→ SUPPLIED DATA
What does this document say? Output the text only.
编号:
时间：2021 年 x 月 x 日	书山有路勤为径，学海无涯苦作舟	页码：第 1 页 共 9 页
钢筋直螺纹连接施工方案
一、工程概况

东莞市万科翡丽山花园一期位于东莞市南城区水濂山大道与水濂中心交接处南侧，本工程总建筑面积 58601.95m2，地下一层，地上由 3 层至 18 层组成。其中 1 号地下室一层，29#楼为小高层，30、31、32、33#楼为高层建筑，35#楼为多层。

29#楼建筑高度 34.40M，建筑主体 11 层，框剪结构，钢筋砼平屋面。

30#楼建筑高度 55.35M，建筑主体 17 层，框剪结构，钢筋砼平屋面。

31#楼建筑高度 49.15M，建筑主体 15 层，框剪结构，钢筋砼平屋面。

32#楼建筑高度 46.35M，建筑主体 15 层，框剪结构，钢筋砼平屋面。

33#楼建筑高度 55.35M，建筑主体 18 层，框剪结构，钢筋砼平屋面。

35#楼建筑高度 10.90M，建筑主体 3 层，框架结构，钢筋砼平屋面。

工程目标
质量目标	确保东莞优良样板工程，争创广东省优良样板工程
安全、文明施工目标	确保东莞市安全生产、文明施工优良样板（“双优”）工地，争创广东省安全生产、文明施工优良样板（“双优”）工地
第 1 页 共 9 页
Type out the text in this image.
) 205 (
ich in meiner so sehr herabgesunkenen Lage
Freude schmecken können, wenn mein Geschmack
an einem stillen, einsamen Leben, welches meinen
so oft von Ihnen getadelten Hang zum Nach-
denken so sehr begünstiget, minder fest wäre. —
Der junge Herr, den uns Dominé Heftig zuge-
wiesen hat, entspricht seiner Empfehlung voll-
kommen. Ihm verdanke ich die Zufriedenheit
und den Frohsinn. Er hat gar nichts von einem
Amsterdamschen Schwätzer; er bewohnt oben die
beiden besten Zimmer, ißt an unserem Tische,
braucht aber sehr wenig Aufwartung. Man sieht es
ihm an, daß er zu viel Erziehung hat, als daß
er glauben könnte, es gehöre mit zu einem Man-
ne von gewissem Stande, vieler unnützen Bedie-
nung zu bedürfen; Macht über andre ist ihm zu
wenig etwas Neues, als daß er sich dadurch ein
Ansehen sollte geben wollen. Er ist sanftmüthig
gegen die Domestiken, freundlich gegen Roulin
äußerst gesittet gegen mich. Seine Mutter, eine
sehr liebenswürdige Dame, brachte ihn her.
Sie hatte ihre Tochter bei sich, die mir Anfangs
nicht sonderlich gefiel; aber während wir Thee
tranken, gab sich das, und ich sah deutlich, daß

→ GOAL OF THE EXERCISE
Return each line in the records that holds the string "钢筋砼平屋面".

→ THE SOLUTION
29#楼建筑高度 34.40M，建筑主体 11 层，框剪结构，钢筋砼平屋面。
30#楼建筑高度 55.35M，建筑主体 17 层，框剪结构，钢筋砼平屋面。
31#楼建筑高度 49.15M，建筑主体 15 层，框剪结构，钢筋砼平屋面。
32#楼建筑高度 46.35M，建筑主体 15 层，框剪结构，钢筋砼平屋面。
33#楼建筑高度 55.35M，建筑主体 18 层，框剪结构，钢筋砼平屋面。
35#楼建筑高度 10.90M，建筑主体 3 层，框架结构，钢筋砼平屋面。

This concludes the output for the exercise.